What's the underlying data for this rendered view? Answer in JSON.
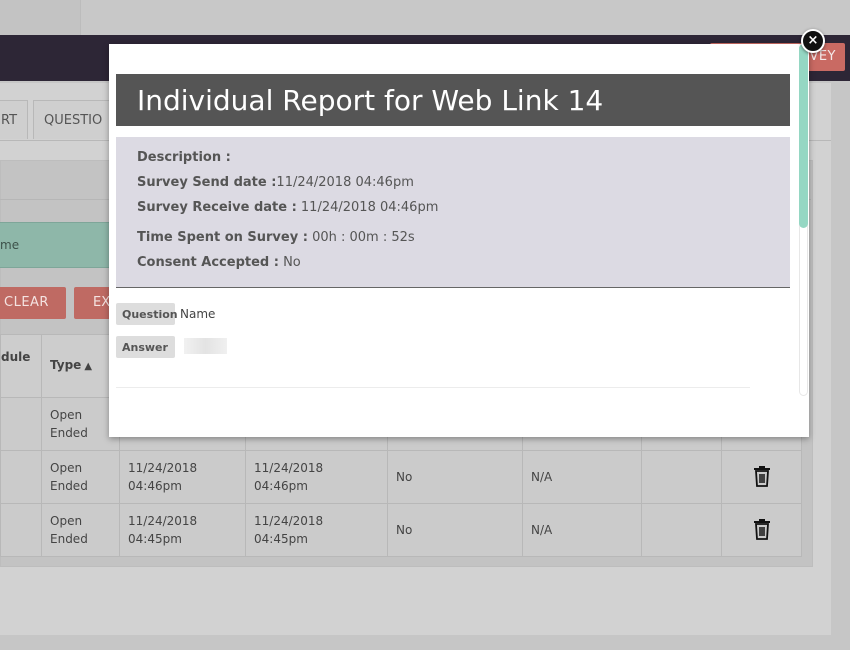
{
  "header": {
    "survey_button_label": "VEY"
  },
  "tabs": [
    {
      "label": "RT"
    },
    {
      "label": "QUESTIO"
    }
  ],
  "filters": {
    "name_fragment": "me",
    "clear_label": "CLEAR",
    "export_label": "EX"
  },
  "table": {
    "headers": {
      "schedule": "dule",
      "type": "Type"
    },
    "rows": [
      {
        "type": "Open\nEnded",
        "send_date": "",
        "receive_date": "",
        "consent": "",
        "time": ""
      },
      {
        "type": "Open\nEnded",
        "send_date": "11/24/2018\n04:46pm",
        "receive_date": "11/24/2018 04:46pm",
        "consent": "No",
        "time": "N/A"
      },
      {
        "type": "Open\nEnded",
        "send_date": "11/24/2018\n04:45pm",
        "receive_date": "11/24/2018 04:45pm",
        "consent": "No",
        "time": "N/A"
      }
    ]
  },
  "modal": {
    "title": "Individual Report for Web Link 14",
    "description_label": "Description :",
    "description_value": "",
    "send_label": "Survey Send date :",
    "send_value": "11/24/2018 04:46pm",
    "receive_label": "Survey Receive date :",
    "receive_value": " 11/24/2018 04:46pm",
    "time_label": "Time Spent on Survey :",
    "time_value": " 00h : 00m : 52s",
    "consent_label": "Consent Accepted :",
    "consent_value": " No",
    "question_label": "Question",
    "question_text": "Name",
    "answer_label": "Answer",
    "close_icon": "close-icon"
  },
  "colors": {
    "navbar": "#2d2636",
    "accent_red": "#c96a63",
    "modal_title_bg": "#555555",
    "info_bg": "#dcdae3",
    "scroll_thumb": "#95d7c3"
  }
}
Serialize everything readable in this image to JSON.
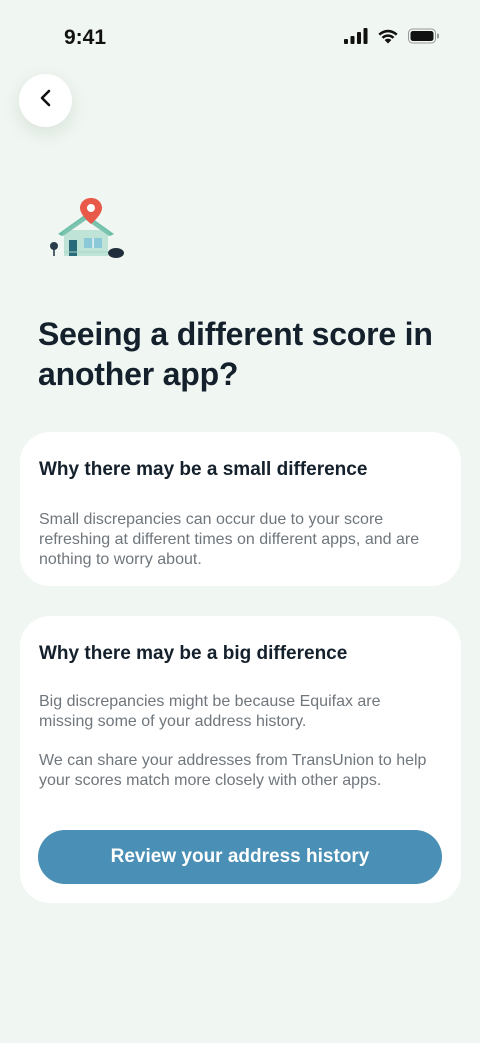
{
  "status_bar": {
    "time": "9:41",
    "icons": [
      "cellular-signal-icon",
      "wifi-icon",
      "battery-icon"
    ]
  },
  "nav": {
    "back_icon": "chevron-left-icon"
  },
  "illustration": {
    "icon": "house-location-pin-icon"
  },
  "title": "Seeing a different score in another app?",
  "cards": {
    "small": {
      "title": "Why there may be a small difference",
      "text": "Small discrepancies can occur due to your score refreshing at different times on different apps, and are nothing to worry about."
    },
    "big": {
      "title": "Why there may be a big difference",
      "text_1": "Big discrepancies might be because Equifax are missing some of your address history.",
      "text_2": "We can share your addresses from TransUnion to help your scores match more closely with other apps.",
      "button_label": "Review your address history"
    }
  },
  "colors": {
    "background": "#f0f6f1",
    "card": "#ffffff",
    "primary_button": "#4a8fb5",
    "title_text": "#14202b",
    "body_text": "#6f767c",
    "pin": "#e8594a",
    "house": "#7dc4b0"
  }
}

▬▬▬▬▬▬

Using the records above, copy exactly and only the lines from the line with "Serialize everything readable" through the end, both included; leave every picture out.

* [Answer to this problem]:
Serialize everything readable in this image to JSON.
{
  "status_bar": {
    "time": "9:41",
    "icons": [
      "cellular-signal-icon",
      "wifi-icon",
      "battery-icon"
    ]
  },
  "nav": {
    "back_icon": "chevron-left-icon"
  },
  "illustration": {
    "icon": "house-location-pin-icon"
  },
  "title": "Seeing a different score in another app?",
  "cards": {
    "small": {
      "title": "Why there may be a small difference",
      "text": "Small discrepancies can occur due to your score refreshing at different times on different apps, and are nothing to worry about."
    },
    "big": {
      "title": "Why there may be a big difference",
      "text_1": "Big discrepancies might be because Equifax are missing some of your address history.",
      "text_2": "We can share your addresses from TransUnion to help your scores match more closely with other apps.",
      "button_label": "Review your address history"
    }
  },
  "colors": {
    "background": "#f0f6f1",
    "card": "#ffffff",
    "primary_button": "#4a8fb5",
    "title_text": "#14202b",
    "body_text": "#6f767c",
    "pin": "#e8594a",
    "house": "#7dc4b0"
  }
}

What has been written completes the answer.